[Dataset excerpt]
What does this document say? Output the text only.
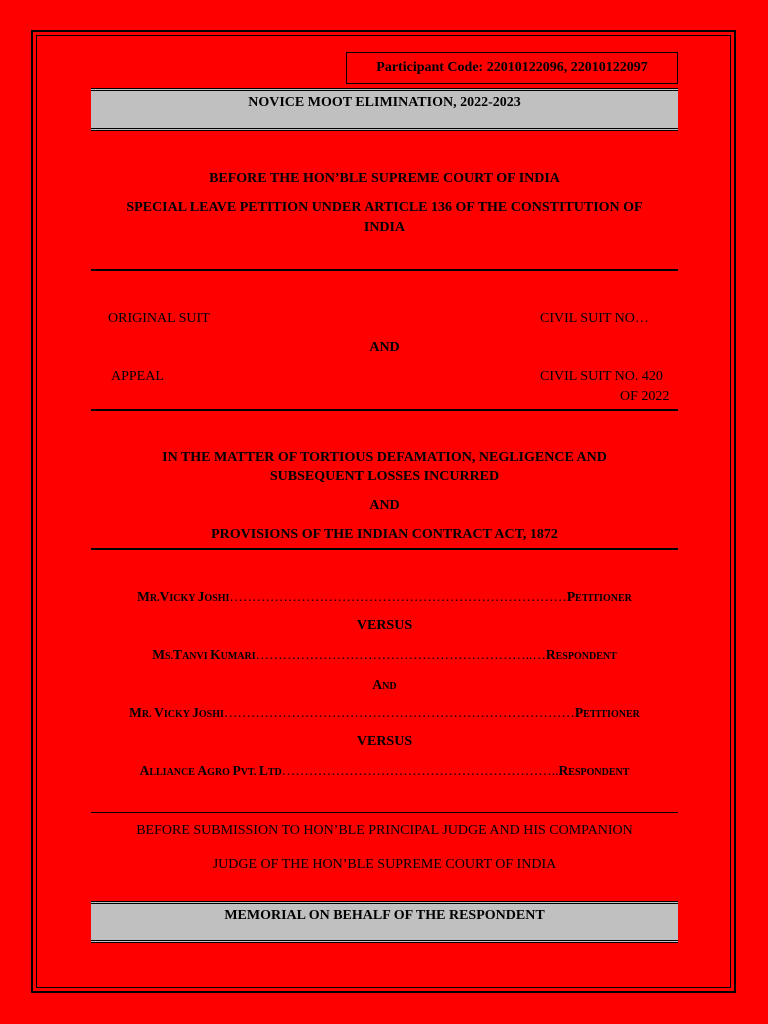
Participant Code: 22010122096, 22010122097
NOVICE MOOT ELIMINATION, 2022-2023
BEFORE THE HON’BLE SUPREME COURT OF INDIA
SPECIAL LEAVE PETITION UNDER ARTICLE 136 OF THE CONSTITUTION OF
INDIA
ORIGINAL SUIT	CIVIL SUIT NO…
AND
APPEAL	CIVIL SUIT NO. 420
OF 2022
IN THE MATTER OF TORTIOUS DEFAMATION, NEGLIGENCE AND
SUBSEQUENT LOSSES INCURRED
AND
PROVISIONS OF THE INDIAN CONTRACT ACT, 1872
MR.VICKY JOSHI…………………………………………………………………PETITIONER
VERSUS
MS.TANVI KUMARI……………………………………………………..…RESPONDENT
AND
MR. VICKY JOSHI……………………………………………………………………PETITIONER
VERSUS
ALLIANCE AGRO PVT. LTD……………………………………………………..RESPONDENT
BEFORE SUBMISSION TO HON’BLE PRINCIPAL JUDGE AND HIS COMPANION
JUDGE OF THE HON’BLE SUPREME COURT OF INDIA
MEMORIAL ON BEHALF OF THE RESPONDENT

#### WORK TO DO:
Reproduce each line word for word and drop the pictures.

#### FULL SOLUTION:
What does this document say? Output the text only.
Participant Code: 22010122096, 22010122097
NOVICE MOOT ELIMINATION, 2022-2023
BEFORE THE HON’BLE SUPREME COURT OF INDIA
SPECIAL LEAVE PETITION UNDER ARTICLE 136 OF THE CONSTITUTION OF
INDIA
ORIGINAL SUIT	CIVIL SUIT NO…
AND
APPEAL	CIVIL SUIT NO. 420
OF 2022
IN THE MATTER OF TORTIOUS DEFAMATION, NEGLIGENCE AND
SUBSEQUENT LOSSES INCURRED
AND
PROVISIONS OF THE INDIAN CONTRACT ACT, 1872
MR.VICKY JOSHI…………………………………………………………………PETITIONER
VERSUS
MS.TANVI KUMARI……………………………………………………..…RESPONDENT
AND
MR. VICKY JOSHI……………………………………………………………………PETITIONER
VERSUS
ALLIANCE AGRO PVT. LTD……………………………………………………..RESPONDENT
BEFORE SUBMISSION TO HON’BLE PRINCIPAL JUDGE AND HIS COMPANION
JUDGE OF THE HON’BLE SUPREME COURT OF INDIA
MEMORIAL ON BEHALF OF THE RESPONDENT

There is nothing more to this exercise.